Extract to read
The correct solution in almost all cases is that when you update your application state in response to WM_MOUSEMOVE in such a way that repainting is required you should call UpdateWindow(). That is it. You shouldn't use PeekMessage(), GetCursorPos, OnIdle(), etc.

If you call UpdateWindow() then a WM_PAINT message will be forced and your window will be updated, the user will see a reaction to their mouse movement, and your application will feel responsive. This is good. This is, in fact, ideal.

If you don't call UpdateWindow() then another mouse message may appear before a WM_PAINT message gets delivered. Most mice can deliver WM_MOUSEMOVE messages at 128/s, touch-screens seem to run at 200/s, and gaming mice are probably even faster. So, if the user is moving the mouse quickly then WM_PAINT messages may never get a chance to be delivered if not forced. This leaves you in a situation where you are processing 100+ WM_MOUSEMOVE messages per second, but never painting the window. This means you have an internal framerate of 100 fps, and an visible framerate of 0 fps. Broken.

So, once again, the answer is to call UpdateWindow() after an WM_MOUSEMOVE processing that requires painting. You internal framerate may be lower (since now you do more work per message) but your visible framerate will now match your internal framerate, and it is your visible framerate that matters.

The extra WM_MOUSEMOVE messages will be quietly discarded, as described at http://blogs.msdn.com/b/oldnewthing/archive/2003/10/01/55108.aspx

I have made this fix to many applications and the results have always been spectacular. This one-line fix frequently makes applications seem 10x more responsive.

Upvotes: 2

rodrigo
rodrigo

Reputation: 98496

The WM_PAINT and WM_TIMER, as you read in the docs, are different from other messages.

The practical difference is that they are lowest priority messages. That is, they will not be processed if there are any other messages in the queue.

That said, you are moving the mouse, so a lot of messages are being posted, but the frequency of these messages is usually quite low (a few dozens a second) so your program should be mostly idle, But it is not, probably because some of these messages is taking much more time than expected and it is choking the queue. You just have to detect which one and why.

Work to complete
• 1. In the text on handling mouse movement and repainting, how many messages per second do touch-screens seem to deliver?
• 2. List every Windows message named in the text on handling mouse movement and repainting.
• 3. Continue the discussion of mouse movement and window repainting from its last sentence.

Data extracts
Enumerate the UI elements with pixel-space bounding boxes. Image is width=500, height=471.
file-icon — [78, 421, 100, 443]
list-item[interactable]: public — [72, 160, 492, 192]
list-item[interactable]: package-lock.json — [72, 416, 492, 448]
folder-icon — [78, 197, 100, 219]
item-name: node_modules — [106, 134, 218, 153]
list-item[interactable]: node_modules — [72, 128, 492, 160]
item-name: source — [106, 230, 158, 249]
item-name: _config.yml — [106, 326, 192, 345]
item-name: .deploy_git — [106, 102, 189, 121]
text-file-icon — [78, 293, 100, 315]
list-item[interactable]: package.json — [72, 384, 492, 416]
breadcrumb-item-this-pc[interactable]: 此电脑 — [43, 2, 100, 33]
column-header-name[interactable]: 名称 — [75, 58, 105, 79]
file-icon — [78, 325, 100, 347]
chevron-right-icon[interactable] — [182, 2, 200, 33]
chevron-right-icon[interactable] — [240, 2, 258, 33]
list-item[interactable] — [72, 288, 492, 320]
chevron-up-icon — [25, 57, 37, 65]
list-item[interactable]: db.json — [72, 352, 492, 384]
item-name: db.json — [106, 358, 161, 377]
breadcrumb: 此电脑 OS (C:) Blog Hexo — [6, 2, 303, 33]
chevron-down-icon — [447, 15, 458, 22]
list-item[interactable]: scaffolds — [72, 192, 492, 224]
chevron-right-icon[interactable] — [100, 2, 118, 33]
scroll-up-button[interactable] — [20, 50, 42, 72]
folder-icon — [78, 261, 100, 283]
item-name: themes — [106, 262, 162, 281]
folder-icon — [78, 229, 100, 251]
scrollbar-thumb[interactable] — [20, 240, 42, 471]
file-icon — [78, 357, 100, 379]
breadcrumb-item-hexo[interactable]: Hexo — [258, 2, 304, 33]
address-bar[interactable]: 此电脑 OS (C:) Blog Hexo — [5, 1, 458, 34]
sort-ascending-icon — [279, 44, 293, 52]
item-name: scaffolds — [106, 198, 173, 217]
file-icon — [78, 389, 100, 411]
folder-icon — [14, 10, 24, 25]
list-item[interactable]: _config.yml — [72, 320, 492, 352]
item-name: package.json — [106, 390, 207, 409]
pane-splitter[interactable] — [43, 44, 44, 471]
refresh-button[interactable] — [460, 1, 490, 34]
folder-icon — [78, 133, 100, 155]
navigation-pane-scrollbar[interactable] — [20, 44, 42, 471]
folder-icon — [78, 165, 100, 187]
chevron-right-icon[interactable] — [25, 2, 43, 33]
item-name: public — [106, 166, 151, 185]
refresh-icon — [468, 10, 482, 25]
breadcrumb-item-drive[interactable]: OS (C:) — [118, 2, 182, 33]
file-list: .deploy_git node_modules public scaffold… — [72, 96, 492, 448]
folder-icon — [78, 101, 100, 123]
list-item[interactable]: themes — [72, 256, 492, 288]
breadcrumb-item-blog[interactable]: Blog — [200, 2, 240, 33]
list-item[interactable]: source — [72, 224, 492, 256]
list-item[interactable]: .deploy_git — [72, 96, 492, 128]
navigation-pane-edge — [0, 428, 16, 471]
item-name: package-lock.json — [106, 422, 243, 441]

Answers by item
• 1. 200 per second.

• 2. WM_MOUSEMOVE, WM_PAINT, WM_TIMER

• 3.
Some of the mouse-related messages, out of my mind:

  • WM_MOUSEMOVE
  • WM_NCMOUSEMOVE
  • WM_SETCURSOR
  • WM_NCHITTEST

And from a search in the web:

  • WM_MOUSEOVER
  • WM_MOUSELEAVE
  • WM_NCMOUSEOVER
  • WM_NCMOUSELEAVE

Anyway, if you want to repaint immediately, without waiting for a WM_PAINT you should call UpdateWindow(). This function forces an immediate processing of WM_PAINT (if there is anything invalidated, of course) and blocks until it finishes, bypassing the low priority issue of that message.

UPDATE: According to your situation from your comments I think that your best solution may be something along these lines:

  1. In WM_MOUSEMOVE save the cursor position in a member variable and set a flag meaning that the mouse has moved.
  2. Implement an OnIdle() handler that checks the mouse moved flag. If not moved, do nothing. If moved, then do the expensive calculation.
  3. You may try it with or without calling UpdateWindow() from OnIdle() and see which one is better.

Yes, it will still feel choppy in slow computers, but since OnIdle() has even lower priority than WM_TIMER and WM_PAINT, these messages will not be relegated indefinitely. And more importantly, you will not be queuing multiple calls to the expensive function.